■ Your objective: Repeat each line exactly as it is written.

*** Input rows

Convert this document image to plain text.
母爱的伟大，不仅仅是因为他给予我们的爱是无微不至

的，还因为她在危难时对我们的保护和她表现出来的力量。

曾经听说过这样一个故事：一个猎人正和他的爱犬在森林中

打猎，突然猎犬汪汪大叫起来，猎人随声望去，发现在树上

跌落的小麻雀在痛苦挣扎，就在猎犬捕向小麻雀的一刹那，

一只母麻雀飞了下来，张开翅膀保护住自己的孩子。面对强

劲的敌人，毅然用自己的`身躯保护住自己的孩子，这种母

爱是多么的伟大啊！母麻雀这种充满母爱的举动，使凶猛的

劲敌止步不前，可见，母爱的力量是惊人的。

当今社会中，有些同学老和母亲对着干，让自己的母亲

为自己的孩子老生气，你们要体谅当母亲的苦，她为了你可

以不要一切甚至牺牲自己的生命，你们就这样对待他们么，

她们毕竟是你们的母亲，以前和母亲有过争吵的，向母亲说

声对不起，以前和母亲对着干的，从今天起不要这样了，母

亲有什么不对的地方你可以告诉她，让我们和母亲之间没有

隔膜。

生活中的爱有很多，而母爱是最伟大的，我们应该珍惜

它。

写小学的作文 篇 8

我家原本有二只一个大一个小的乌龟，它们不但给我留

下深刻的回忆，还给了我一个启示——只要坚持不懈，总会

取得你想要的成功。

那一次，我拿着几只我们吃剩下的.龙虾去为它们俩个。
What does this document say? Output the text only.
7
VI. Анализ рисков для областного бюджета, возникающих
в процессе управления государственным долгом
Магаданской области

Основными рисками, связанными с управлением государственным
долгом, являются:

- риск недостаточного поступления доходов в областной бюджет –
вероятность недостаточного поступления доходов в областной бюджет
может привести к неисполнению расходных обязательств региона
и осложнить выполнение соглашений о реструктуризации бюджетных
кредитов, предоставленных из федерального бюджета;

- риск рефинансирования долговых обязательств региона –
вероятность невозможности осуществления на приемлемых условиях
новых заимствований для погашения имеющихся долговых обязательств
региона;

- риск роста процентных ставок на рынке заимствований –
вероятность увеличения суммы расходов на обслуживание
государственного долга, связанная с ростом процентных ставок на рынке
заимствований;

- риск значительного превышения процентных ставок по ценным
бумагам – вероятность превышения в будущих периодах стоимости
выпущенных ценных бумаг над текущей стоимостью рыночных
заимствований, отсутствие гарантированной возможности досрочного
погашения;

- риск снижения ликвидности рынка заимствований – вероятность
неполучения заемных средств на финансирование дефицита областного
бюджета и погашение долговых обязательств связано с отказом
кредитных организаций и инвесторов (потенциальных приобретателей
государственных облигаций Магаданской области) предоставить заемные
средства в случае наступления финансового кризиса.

******

■ Result of the task:
Convert this document image to plain text.
母爱的伟大，不仅仅是因为他给予我们的爱是无微不至

的，还因为她在危难时对我们的保护和她表现出来的力量。

曾经听说过这样一个故事：一个猎人正和他的爱犬在森林中

打猎，突然猎犬汪汪大叫起来，猎人随声望去，发现在树上

跌落的小麻雀在痛苦挣扎，就在猎犬捕向小麻雀的一刹那，

一只母麻雀飞了下来，张开翅膀保护住自己的孩子。面对强

劲的敌人，毅然用自己的`身躯保护住自己的孩子，这种母

爱是多么的伟大啊！母麻雀这种充满母爱的举动，使凶猛的

劲敌止步不前，可见，母爱的力量是惊人的。

当今社会中，有些同学老和母亲对着干，让自己的母亲

为自己的孩子老生气，你们要体谅当母亲的苦，她为了你可

以不要一切甚至牺牲自己的生命，你们就这样对待他们么，

她们毕竟是你们的母亲，以前和母亲有过争吵的，向母亲说

声对不起，以前和母亲对着干的，从今天起不要这样了，母

亲有什么不对的地方你可以告诉她，让我们和母亲之间没有

隔膜。

生活中的爱有很多，而母爱是最伟大的，我们应该珍惜

它。

写小学的作文 篇 8

我家原本有二只一个大一个小的乌龟，它们不但给我留

下深刻的回忆，还给了我一个启示——只要坚持不懈，总会

取得你想要的成功。

那一次，我拿着几只我们吃剩下的.龙虾去为它们俩个。
What does this document say? Output the text only.
7
VI. Анализ рисков для областного бюджета, возникающих
в процессе управления государственным долгом
Магаданской области

Основными рисками, связанными с управлением государственным
долгом, являются:

- риск недостаточного поступления доходов в областной бюджет –
вероятность недостаточного поступления доходов в областной бюджет
может привести к неисполнению расходных обязательств региона
и осложнить выполнение соглашений о реструктуризации бюджетных
кредитов, предоставленных из федерального бюджета;

- риск рефинансирования долговых обязательств региона –
вероятность невозможности осуществления на приемлемых условиях
новых заимствований для погашения имеющихся долговых обязательств
региона;

- риск роста процентных ставок на рынке заимствований –
вероятность увеличения суммы расходов на обслуживание
государственного долга, связанная с ростом процентных ставок на рынке
заимствований;

- риск значительного превышения процентных ставок по ценным
бумагам – вероятность превышения в будущих периодах стоимости
выпущенных ценных бумаг над текущей стоимостью рыночных
заимствований, отсутствие гарантированной возможности досрочного
погашения;

- риск снижения ликвидности рынка заимствований – вероятность
неполучения заемных средств на финансирование дефицита областного
бюджета и погашение долговых обязательств связано с отказом
кредитных организаций и инвесторов (потенциальных приобретателей
государственных облигаций Магаданской области) предоставить заемные
средства в случае наступления финансового кризиса.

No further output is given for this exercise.